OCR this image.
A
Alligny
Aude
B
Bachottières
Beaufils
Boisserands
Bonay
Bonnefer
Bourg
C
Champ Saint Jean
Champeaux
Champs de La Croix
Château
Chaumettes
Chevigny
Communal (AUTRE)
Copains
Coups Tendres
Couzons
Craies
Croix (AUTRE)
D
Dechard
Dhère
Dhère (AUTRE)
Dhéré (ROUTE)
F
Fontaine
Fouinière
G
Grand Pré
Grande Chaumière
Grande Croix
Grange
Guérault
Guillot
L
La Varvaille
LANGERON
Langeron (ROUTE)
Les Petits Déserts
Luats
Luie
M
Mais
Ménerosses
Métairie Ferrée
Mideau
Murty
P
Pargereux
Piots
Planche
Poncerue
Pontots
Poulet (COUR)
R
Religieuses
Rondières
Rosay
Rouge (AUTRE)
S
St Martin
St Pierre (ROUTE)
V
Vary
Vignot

DIRECTIONS → Every record above should be output exactly.

EXERCISE OUTPUT →
OCR this image.
A
Alligny
Aude
B
Bachottières
Beaufils
Boisserands
Bonay
Bonnefer
Bourg
C
Champ Saint Jean
Champeaux
Champs de La Croix
Château
Chaumettes
Chevigny
Communal (AUTRE)
Copains
Coups Tendres
Couzons
Craies
Croix (AUTRE)
D
Dechard
Dhère
Dhère (AUTRE)
Dhéré (ROUTE)
F
Fontaine
Fouinière
G
Grand Pré
Grande Chaumière
Grande Croix
Grange
Guérault
Guillot
L
La Varvaille
LANGERON
Langeron (ROUTE)
Les Petits Déserts
Luats
Luie
M
Mais
Ménerosses
Métairie Ferrée
Mideau
Murty
P
Pargereux
Piots
Planche
Poncerue
Pontots
Poulet (COUR)
R
Religieuses
Rondières
Rosay
Rouge (AUTRE)
S
St Martin
St Pierre (ROUTE)
V
Vary
Vignot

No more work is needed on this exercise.